*Your goal*: Output the material exactly, but drop every image it holds.

*Records supplied*:
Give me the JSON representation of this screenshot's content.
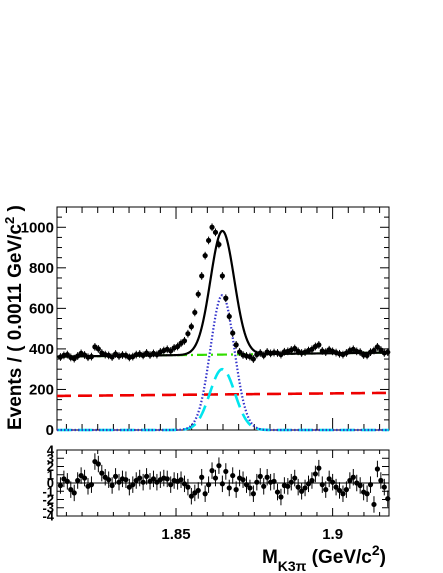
{
  "chart_data": [
    {
      "type": "line",
      "role": "fit",
      "ylabel_text": "Events / ( 0.0011 GeV/c",
      "ylabel_sup": "2",
      "ylabel_close": " )",
      "xlim": [
        1.812,
        1.918
      ],
      "ylim": [
        0,
        1100
      ],
      "y_ticks": [
        "0",
        "200",
        "400",
        "600",
        "800",
        "1000"
      ],
      "y_tick_values": [
        0,
        200,
        400,
        600,
        800,
        1000
      ],
      "x_ticks": [
        1.85,
        1.9
      ],
      "grid": false,
      "curves": {
        "total": {
          "color": "#000000",
          "style": "solid",
          "mean": 1.8648,
          "sigma": 0.0038,
          "amplitude": 610,
          "bkg_a": 362,
          "bkg_b": 188
        },
        "signal_peak": {
          "color": "#3333cc",
          "style": "dotted",
          "mean": 1.8648,
          "sigma": 0.0038,
          "amplitude": 665
        },
        "background_sum": {
          "color": "#33dd00",
          "style": "dash-dot",
          "bkg_a": 362,
          "bkg_b": 188
        },
        "background_component": {
          "color": "#ee0000",
          "style": "dashed",
          "bkg_a": 168,
          "bkg_b": 143
        },
        "narrow_component": {
          "color": "#00e5ee",
          "style": "dashed",
          "mean": 1.8648,
          "sigma": 0.004,
          "amplitude": 300
        }
      },
      "points": {
        "x": [
          1.8131,
          1.8142,
          1.8153,
          1.8164,
          1.8175,
          1.8186,
          1.8197,
          1.8208,
          1.8219,
          1.823,
          1.8241,
          1.8252,
          1.8263,
          1.8274,
          1.8285,
          1.8296,
          1.8307,
          1.8318,
          1.8329,
          1.834,
          1.8351,
          1.8362,
          1.8373,
          1.8384,
          1.8395,
          1.8406,
          1.8417,
          1.8428,
          1.8439,
          1.845,
          1.8461,
          1.8472,
          1.8483,
          1.8494,
          1.8505,
          1.8516,
          1.8527,
          1.8538,
          1.8549,
          1.856,
          1.8571,
          1.8582,
          1.8593,
          1.8604,
          1.8615,
          1.8626,
          1.8637,
          1.8648,
          1.8659,
          1.867,
          1.8681,
          1.8692,
          1.8703,
          1.8714,
          1.8725,
          1.8736,
          1.8747,
          1.8758,
          1.8769,
          1.878,
          1.8791,
          1.8802,
          1.8813,
          1.8824,
          1.8835,
          1.8846,
          1.8857,
          1.8868,
          1.8879,
          1.889,
          1.8901,
          1.8912,
          1.8923,
          1.8934,
          1.8945,
          1.8956,
          1.8967,
          1.8978,
          1.8989,
          1.9,
          1.9011,
          1.9022,
          1.9033,
          1.9044,
          1.9055,
          1.9066,
          1.9077,
          1.9088,
          1.9099,
          1.911,
          1.9121,
          1.9132,
          1.9143,
          1.9154,
          1.9165,
          1.9176
        ],
        "y": [
          360,
          368,
          372,
          358,
          352,
          365,
          378,
          370,
          359,
          362,
          410,
          400,
          380,
          372,
          368,
          360,
          375,
          365,
          370,
          368,
          358,
          362,
          372,
          375,
          368,
          380,
          370,
          378,
          372,
          385,
          392,
          398,
          390,
          405,
          412,
          428,
          440,
          475,
          510,
          580,
          670,
          760,
          860,
          935,
          1000,
          975,
          915,
          760,
          650,
          560,
          478,
          420,
          385,
          370,
          365,
          362,
          350,
          372,
          380,
          368,
          385,
          378,
          382,
          380,
          372,
          386,
          388,
          395,
          402,
          388,
          380,
          384,
          392,
          398,
          412,
          420,
          390,
          384,
          396,
          388,
          382,
          376,
          372,
          380,
          392,
          398,
          388,
          384,
          370,
          368,
          384,
          392,
          410,
          395,
          380,
          384
        ],
        "err": 19
      }
    },
    {
      "type": "scatter",
      "role": "residual",
      "xlim": [
        1.812,
        1.918
      ],
      "ylim": [
        -4,
        4
      ],
      "y_ticks": [
        "4",
        "3",
        "2",
        "1",
        "0",
        "-1",
        "-2",
        "-3",
        "-4"
      ],
      "y_tick_values": [
        4,
        3,
        2,
        1,
        0,
        -1,
        -2,
        -3,
        -4
      ],
      "x_ticks": [
        "1.85",
        "1.9"
      ],
      "x_tick_values": [
        1.85,
        1.9
      ],
      "xlabel_main": "M",
      "xlabel_sub": "K3π",
      "xlabel_rest": " (GeV/c",
      "xlabel_sup": "2",
      "xlabel_close": ")",
      "points": {
        "y": [
          -0.3,
          0.5,
          0.2,
          -0.8,
          -1.2,
          0.3,
          0.9,
          0.6,
          -0.4,
          -0.2,
          2.6,
          2.3,
          1.2,
          0.7,
          0.4,
          -0.3,
          0.8,
          0.1,
          0.5,
          0.4,
          -0.5,
          -0.2,
          0.3,
          0.6,
          0.1,
          0.8,
          0.2,
          0.5,
          0.1,
          0.4,
          0.6,
          0.5,
          -0.2,
          0.3,
          0.2,
          0.4,
          -0.1,
          -0.5,
          -1.6,
          -1.2,
          -0.9,
          0.7,
          -1.3,
          -0.2,
          1.5,
          0.6,
          2.1,
          -0.1,
          1.4,
          -0.6,
          0.9,
          -0.8,
          0.6,
          0.4,
          -0.2,
          -0.6,
          -1.3,
          0.1,
          0.8,
          -0.4,
          0.7,
          0.1,
          0.2,
          -1.1,
          -1.7,
          -0.3,
          -0.4,
          0.1,
          0.6,
          -0.5,
          -1.0,
          -0.6,
          -0.1,
          0.3,
          1.1,
          1.8,
          -0.2,
          -0.8,
          0.5,
          0.1,
          -0.5,
          -0.9,
          -1.3,
          -0.8,
          0.3,
          0.7,
          0.0,
          -0.3,
          -1.1,
          -1.3,
          -0.2,
          -2.6,
          1.7,
          0.3,
          -0.5,
          -1.9
        ]
      }
    }
  ]
}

*The output*:
Give me the JSON representation of this screenshot's content.
{
  "chart_data": [
    {
      "type": "line",
      "role": "fit",
      "ylabel_text": "Events / ( 0.0011 GeV/c",
      "ylabel_sup": "2",
      "ylabel_close": " )",
      "xlim": [
        1.812,
        1.918
      ],
      "ylim": [
        0,
        1100
      ],
      "y_ticks": [
        "0",
        "200",
        "400",
        "600",
        "800",
        "1000"
      ],
      "y_tick_values": [
        0,
        200,
        400,
        600,
        800,
        1000
      ],
      "x_ticks": [
        1.85,
        1.9
      ],
      "grid": false,
      "curves": {
        "total": {
          "color": "#000000",
          "style": "solid",
          "mean": 1.8648,
          "sigma": 0.0038,
          "amplitude": 610,
          "bkg_a": 362,
          "bkg_b": 188
        },
        "signal_peak": {
          "color": "#3333cc",
          "style": "dotted",
          "mean": 1.8648,
          "sigma": 0.0038,
          "amplitude": 665
        },
        "background_sum": {
          "color": "#33dd00",
          "style": "dash-dot",
          "bkg_a": 362,
          "bkg_b": 188
        },
        "background_component": {
          "color": "#ee0000",
          "style": "dashed",
          "bkg_a": 168,
          "bkg_b": 143
        },
        "narrow_component": {
          "color": "#00e5ee",
          "style": "dashed",
          "mean": 1.8648,
          "sigma": 0.004,
          "amplitude": 300
        }
      },
      "points": {
        "x": [
          1.8131,
          1.8142,
          1.8153,
          1.8164,
          1.8175,
          1.8186,
          1.8197,
          1.8208,
          1.8219,
          1.823,
          1.8241,
          1.8252,
          1.8263,
          1.8274,
          1.8285,
          1.8296,
          1.8307,
          1.8318,
          1.8329,
          1.834,
          1.8351,
          1.8362,
          1.8373,
          1.8384,
          1.8395,
          1.8406,
          1.8417,
          1.8428,
          1.8439,
          1.845,
          1.8461,
          1.8472,
          1.8483,
          1.8494,
          1.8505,
          1.8516,
          1.8527,
          1.8538,
          1.8549,
          1.856,
          1.8571,
          1.8582,
          1.8593,
          1.8604,
          1.8615,
          1.8626,
          1.8637,
          1.8648,
          1.8659,
          1.867,
          1.8681,
          1.8692,
          1.8703,
          1.8714,
          1.8725,
          1.8736,
          1.8747,
          1.8758,
          1.8769,
          1.878,
          1.8791,
          1.8802,
          1.8813,
          1.8824,
          1.8835,
          1.8846,
          1.8857,
          1.8868,
          1.8879,
          1.889,
          1.8901,
          1.8912,
          1.8923,
          1.8934,
          1.8945,
          1.8956,
          1.8967,
          1.8978,
          1.8989,
          1.9,
          1.9011,
          1.9022,
          1.9033,
          1.9044,
          1.9055,
          1.9066,
          1.9077,
          1.9088,
          1.9099,
          1.911,
          1.9121,
          1.9132,
          1.9143,
          1.9154,
          1.9165,
          1.9176
        ],
        "y": [
          360,
          368,
          372,
          358,
          352,
          365,
          378,
          370,
          359,
          362,
          410,
          400,
          380,
          372,
          368,
          360,
          375,
          365,
          370,
          368,
          358,
          362,
          372,
          375,
          368,
          380,
          370,
          378,
          372,
          385,
          392,
          398,
          390,
          405,
          412,
          428,
          440,
          475,
          510,
          580,
          670,
          760,
          860,
          935,
          1000,
          975,
          915,
          760,
          650,
          560,
          478,
          420,
          385,
          370,
          365,
          362,
          350,
          372,
          380,
          368,
          385,
          378,
          382,
          380,
          372,
          386,
          388,
          395,
          402,
          388,
          380,
          384,
          392,
          398,
          412,
          420,
          390,
          384,
          396,
          388,
          382,
          376,
          372,
          380,
          392,
          398,
          388,
          384,
          370,
          368,
          384,
          392,
          410,
          395,
          380,
          384
        ],
        "err": 19
      }
    },
    {
      "type": "scatter",
      "role": "residual",
      "xlim": [
        1.812,
        1.918
      ],
      "ylim": [
        -4,
        4
      ],
      "y_ticks": [
        "4",
        "3",
        "2",
        "1",
        "0",
        "-1",
        "-2",
        "-3",
        "-4"
      ],
      "y_tick_values": [
        4,
        3,
        2,
        1,
        0,
        -1,
        -2,
        -3,
        -4
      ],
      "x_ticks": [
        "1.85",
        "1.9"
      ],
      "x_tick_values": [
        1.85,
        1.9
      ],
      "xlabel_main": "M",
      "xlabel_sub": "K3π",
      "xlabel_rest": " (GeV/c",
      "xlabel_sup": "2",
      "xlabel_close": ")",
      "points": {
        "y": [
          -0.3,
          0.5,
          0.2,
          -0.8,
          -1.2,
          0.3,
          0.9,
          0.6,
          -0.4,
          -0.2,
          2.6,
          2.3,
          1.2,
          0.7,
          0.4,
          -0.3,
          0.8,
          0.1,
          0.5,
          0.4,
          -0.5,
          -0.2,
          0.3,
          0.6,
          0.1,
          0.8,
          0.2,
          0.5,
          0.1,
          0.4,
          0.6,
          0.5,
          -0.2,
          0.3,
          0.2,
          0.4,
          -0.1,
          -0.5,
          -1.6,
          -1.2,
          -0.9,
          0.7,
          -1.3,
          -0.2,
          1.5,
          0.6,
          2.1,
          -0.1,
          1.4,
          -0.6,
          0.9,
          -0.8,
          0.6,
          0.4,
          -0.2,
          -0.6,
          -1.3,
          0.1,
          0.8,
          -0.4,
          0.7,
          0.1,
          0.2,
          -1.1,
          -1.7,
          -0.3,
          -0.4,
          0.1,
          0.6,
          -0.5,
          -1.0,
          -0.6,
          -0.1,
          0.3,
          1.1,
          1.8,
          -0.2,
          -0.8,
          0.5,
          0.1,
          -0.5,
          -0.9,
          -1.3,
          -0.8,
          0.3,
          0.7,
          0.0,
          -0.3,
          -1.1,
          -1.3,
          -0.2,
          -2.6,
          1.7,
          0.3,
          -0.5,
          -1.9
        ]
      }
    }
  ]
}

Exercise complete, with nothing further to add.